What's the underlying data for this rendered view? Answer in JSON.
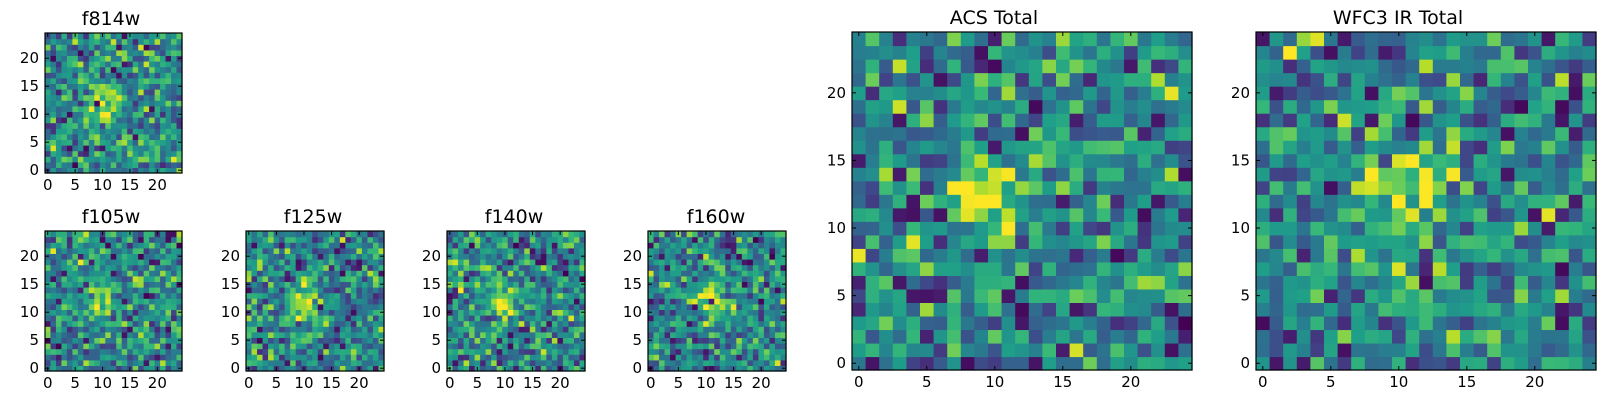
{
  "figure": {
    "description_type": "grid of pixel-intensity images (viridis colormap)"
  },
  "chart_data": [
    {
      "type": "heatmap",
      "title": "f814w",
      "xticks": [
        "0",
        "5",
        "10",
        "15",
        "20"
      ],
      "yticks": [
        "0",
        "5",
        "10",
        "15",
        "20"
      ],
      "xlim": [
        -0.5,
        24.5
      ],
      "ylim": [
        -0.5,
        24.5
      ],
      "grid_size": [
        25,
        25
      ],
      "colormap": "viridis",
      "source_center": [
        10,
        12
      ],
      "seed": 11
    },
    {
      "type": "heatmap",
      "title": "f105w",
      "xticks": [
        "0",
        "5",
        "10",
        "15",
        "20"
      ],
      "yticks": [
        "0",
        "5",
        "10",
        "15",
        "20"
      ],
      "xlim": [
        -0.5,
        24.5
      ],
      "ylim": [
        -0.5,
        24.5
      ],
      "grid_size": [
        25,
        25
      ],
      "colormap": "viridis",
      "source_center": [
        10,
        12
      ],
      "seed": 23
    },
    {
      "type": "heatmap",
      "title": "f125w",
      "xticks": [
        "0",
        "5",
        "10",
        "15",
        "20"
      ],
      "yticks": [
        "0",
        "5",
        "10",
        "15",
        "20"
      ],
      "xlim": [
        -0.5,
        24.5
      ],
      "ylim": [
        -0.5,
        24.5
      ],
      "grid_size": [
        25,
        25
      ],
      "colormap": "viridis",
      "source_center": [
        10,
        12
      ],
      "seed": 37
    },
    {
      "type": "heatmap",
      "title": "f140w",
      "xticks": [
        "0",
        "5",
        "10",
        "15",
        "20"
      ],
      "yticks": [
        "0",
        "5",
        "10",
        "15",
        "20"
      ],
      "xlim": [
        -0.5,
        24.5
      ],
      "ylim": [
        -0.5,
        24.5
      ],
      "grid_size": [
        25,
        25
      ],
      "colormap": "viridis",
      "source_center": [
        9,
        12
      ],
      "seed": 41
    },
    {
      "type": "heatmap",
      "title": "f160w",
      "xticks": [
        "0",
        "5",
        "10",
        "15",
        "20"
      ],
      "yticks": [
        "0",
        "5",
        "10",
        "15",
        "20"
      ],
      "xlim": [
        -0.5,
        24.5
      ],
      "ylim": [
        -0.5,
        24.5
      ],
      "grid_size": [
        25,
        25
      ],
      "colormap": "viridis",
      "source_center": [
        11,
        12
      ],
      "seed": 53
    },
    {
      "type": "heatmap",
      "title": "ACS Total",
      "xticks": [
        "0",
        "5",
        "10",
        "15",
        "20"
      ],
      "yticks": [
        "0",
        "5",
        "10",
        "15",
        "20"
      ],
      "xlim": [
        -0.5,
        24.5
      ],
      "ylim": [
        -0.5,
        24.5
      ],
      "grid_size": [
        25,
        25
      ],
      "colormap": "viridis",
      "source_center": [
        10,
        12
      ],
      "seed": 67
    },
    {
      "type": "heatmap",
      "title": "WFC3 IR Total",
      "xticks": [
        "0",
        "5",
        "10",
        "15",
        "20"
      ],
      "yticks": [
        "0",
        "5",
        "10",
        "15",
        "20"
      ],
      "xlim": [
        -0.5,
        24.5
      ],
      "ylim": [
        -0.5,
        24.5
      ],
      "grid_size": [
        25,
        25
      ],
      "colormap": "viridis",
      "source_center": [
        11,
        13
      ],
      "seed": 79
    }
  ]
}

* * * * *

**Problem details:**
Omit the pictures, then quote the rest of the material above exactly.

**Output:**
What's the underlying data for this rendered view? Answer in JSON.
{
  "figure": {
    "description_type": "grid of pixel-intensity images (viridis colormap)"
  },
  "chart_data": [
    {
      "type": "heatmap",
      "title": "f814w",
      "xticks": [
        "0",
        "5",
        "10",
        "15",
        "20"
      ],
      "yticks": [
        "0",
        "5",
        "10",
        "15",
        "20"
      ],
      "xlim": [
        -0.5,
        24.5
      ],
      "ylim": [
        -0.5,
        24.5
      ],
      "grid_size": [
        25,
        25
      ],
      "colormap": "viridis",
      "source_center": [
        10,
        12
      ],
      "seed": 11
    },
    {
      "type": "heatmap",
      "title": "f105w",
      "xticks": [
        "0",
        "5",
        "10",
        "15",
        "20"
      ],
      "yticks": [
        "0",
        "5",
        "10",
        "15",
        "20"
      ],
      "xlim": [
        -0.5,
        24.5
      ],
      "ylim": [
        -0.5,
        24.5
      ],
      "grid_size": [
        25,
        25
      ],
      "colormap": "viridis",
      "source_center": [
        10,
        12
      ],
      "seed": 23
    },
    {
      "type": "heatmap",
      "title": "f125w",
      "xticks": [
        "0",
        "5",
        "10",
        "15",
        "20"
      ],
      "yticks": [
        "0",
        "5",
        "10",
        "15",
        "20"
      ],
      "xlim": [
        -0.5,
        24.5
      ],
      "ylim": [
        -0.5,
        24.5
      ],
      "grid_size": [
        25,
        25
      ],
      "colormap": "viridis",
      "source_center": [
        10,
        12
      ],
      "seed": 37
    },
    {
      "type": "heatmap",
      "title": "f140w",
      "xticks": [
        "0",
        "5",
        "10",
        "15",
        "20"
      ],
      "yticks": [
        "0",
        "5",
        "10",
        "15",
        "20"
      ],
      "xlim": [
        -0.5,
        24.5
      ],
      "ylim": [
        -0.5,
        24.5
      ],
      "grid_size": [
        25,
        25
      ],
      "colormap": "viridis",
      "source_center": [
        9,
        12
      ],
      "seed": 41
    },
    {
      "type": "heatmap",
      "title": "f160w",
      "xticks": [
        "0",
        "5",
        "10",
        "15",
        "20"
      ],
      "yticks": [
        "0",
        "5",
        "10",
        "15",
        "20"
      ],
      "xlim": [
        -0.5,
        24.5
      ],
      "ylim": [
        -0.5,
        24.5
      ],
      "grid_size": [
        25,
        25
      ],
      "colormap": "viridis",
      "source_center": [
        11,
        12
      ],
      "seed": 53
    },
    {
      "type": "heatmap",
      "title": "ACS Total",
      "xticks": [
        "0",
        "5",
        "10",
        "15",
        "20"
      ],
      "yticks": [
        "0",
        "5",
        "10",
        "15",
        "20"
      ],
      "xlim": [
        -0.5,
        24.5
      ],
      "ylim": [
        -0.5,
        24.5
      ],
      "grid_size": [
        25,
        25
      ],
      "colormap": "viridis",
      "source_center": [
        10,
        12
      ],
      "seed": 67
    },
    {
      "type": "heatmap",
      "title": "WFC3 IR Total",
      "xticks": [
        "0",
        "5",
        "10",
        "15",
        "20"
      ],
      "yticks": [
        "0",
        "5",
        "10",
        "15",
        "20"
      ],
      "xlim": [
        -0.5,
        24.5
      ],
      "ylim": [
        -0.5,
        24.5
      ],
      "grid_size": [
        25,
        25
      ],
      "colormap": "viridis",
      "source_center": [
        11,
        13
      ],
      "seed": 79
    }
  ]
}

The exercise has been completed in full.